## GIVEN DATA
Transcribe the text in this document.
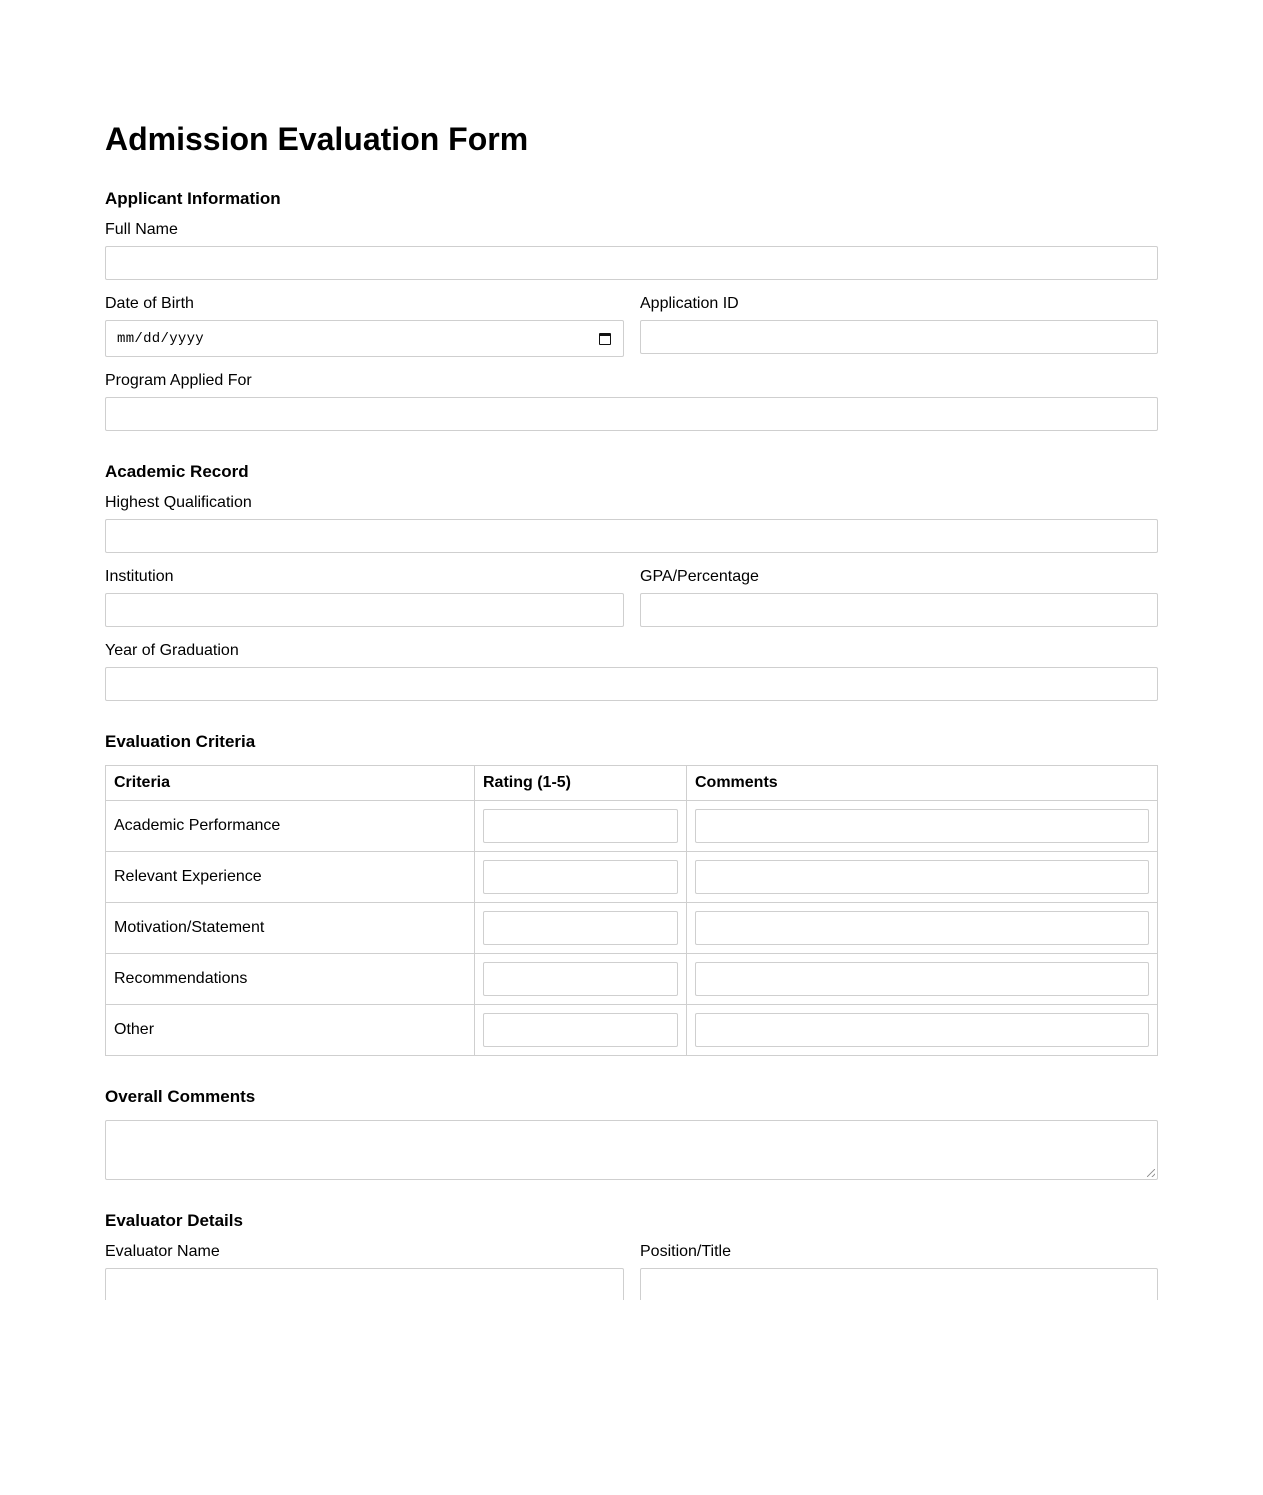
Admission Evaluation Form
Applicant Information
Full Name
Date of Birth
mm/dd/yyyy
Application ID
Program Applied For
Academic Record
Highest Qualification
Institution	GPA/Percentage
Year of Graduation
Evaluation Criteria
Criteria	Rating (1-5)	Comments
Academic Performance	

Relevant Experience	

Motivation/Statement	

Recommendations	

Other	

Overall Comments
Evaluator Details
Evaluator Name	Position/Title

## SHORT PROBLEM
Can you repeat every record above exactly, apart from the pictures?

## RESPONSE TO THE EXERCISE
Transcribe the text in this document.
Admission Evaluation Form
Applicant Information
Full Name
Date of Birth
mm/dd/yyyy
Application ID
Program Applied For
Academic Record
Highest Qualification
Institution	GPA/Percentage
Year of Graduation
Evaluation Criteria
Criteria	Rating (1-5)	Comments
Academic Performance	

Relevant Experience	

Motivation/Statement	

Recommendations	

Other	

Overall Comments
Evaluator Details
Evaluator Name	Position/Title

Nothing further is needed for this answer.